Data tied to figure images

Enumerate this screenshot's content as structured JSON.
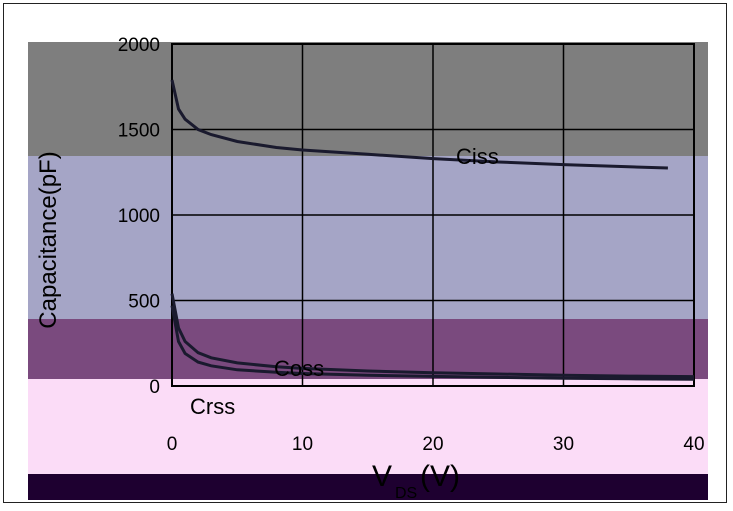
{
  "chart_data": {
    "type": "line",
    "title": "",
    "ylabel": "Capacitance(pF)",
    "xlabel": {
      "main": "V",
      "sub": "DS",
      "unit": "(V)"
    },
    "xlim": [
      0,
      40
    ],
    "ylim": [
      0,
      2000
    ],
    "x_ticks": [
      "0",
      "10",
      "20",
      "30",
      "40"
    ],
    "y_ticks": [
      "0",
      "500",
      "1000",
      "1500",
      "2000"
    ],
    "grid": true,
    "series": [
      {
        "name": "Ciss",
        "x": [
          0,
          0.5,
          1,
          2,
          3,
          5,
          8,
          10,
          15,
          20,
          25,
          30,
          35,
          38
        ],
        "y": [
          1790,
          1620,
          1560,
          1500,
          1470,
          1430,
          1395,
          1380,
          1355,
          1330,
          1310,
          1295,
          1282,
          1275
        ]
      },
      {
        "name": "Coss",
        "x": [
          0,
          0.5,
          1,
          2,
          3,
          5,
          8,
          10,
          15,
          20,
          25,
          30,
          35,
          40
        ],
        "y": [
          540,
          340,
          260,
          195,
          165,
          135,
          112,
          103,
          88,
          78,
          70,
          63,
          58,
          55
        ]
      },
      {
        "name": "Crss",
        "x": [
          0,
          0.5,
          1,
          2,
          3,
          5,
          8,
          10,
          15,
          20,
          25,
          30,
          35,
          40
        ],
        "y": [
          470,
          260,
          190,
          140,
          118,
          95,
          80,
          73,
          63,
          56,
          50,
          45,
          42,
          40
        ]
      }
    ]
  }
}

→ WHAT THE TASK REQUIRES
Transcribe the records word for word and include no pictures.

→ TASK SOLUTION
Enumerate this screenshot's content as structured JSON.
{
  "chart_data": {
    "type": "line",
    "title": "",
    "ylabel": "Capacitance(pF)",
    "xlabel": {
      "main": "V",
      "sub": "DS",
      "unit": "(V)"
    },
    "xlim": [
      0,
      40
    ],
    "ylim": [
      0,
      2000
    ],
    "x_ticks": [
      "0",
      "10",
      "20",
      "30",
      "40"
    ],
    "y_ticks": [
      "0",
      "500",
      "1000",
      "1500",
      "2000"
    ],
    "grid": true,
    "series": [
      {
        "name": "Ciss",
        "x": [
          0,
          0.5,
          1,
          2,
          3,
          5,
          8,
          10,
          15,
          20,
          25,
          30,
          35,
          38
        ],
        "y": [
          1790,
          1620,
          1560,
          1500,
          1470,
          1430,
          1395,
          1380,
          1355,
          1330,
          1310,
          1295,
          1282,
          1275
        ]
      },
      {
        "name": "Coss",
        "x": [
          0,
          0.5,
          1,
          2,
          3,
          5,
          8,
          10,
          15,
          20,
          25,
          30,
          35,
          40
        ],
        "y": [
          540,
          340,
          260,
          195,
          165,
          135,
          112,
          103,
          88,
          78,
          70,
          63,
          58,
          55
        ]
      },
      {
        "name": "Crss",
        "x": [
          0,
          0.5,
          1,
          2,
          3,
          5,
          8,
          10,
          15,
          20,
          25,
          30,
          35,
          40
        ],
        "y": [
          470,
          260,
          190,
          140,
          118,
          95,
          80,
          73,
          63,
          56,
          50,
          45,
          42,
          40
        ]
      }
    ]
  }
}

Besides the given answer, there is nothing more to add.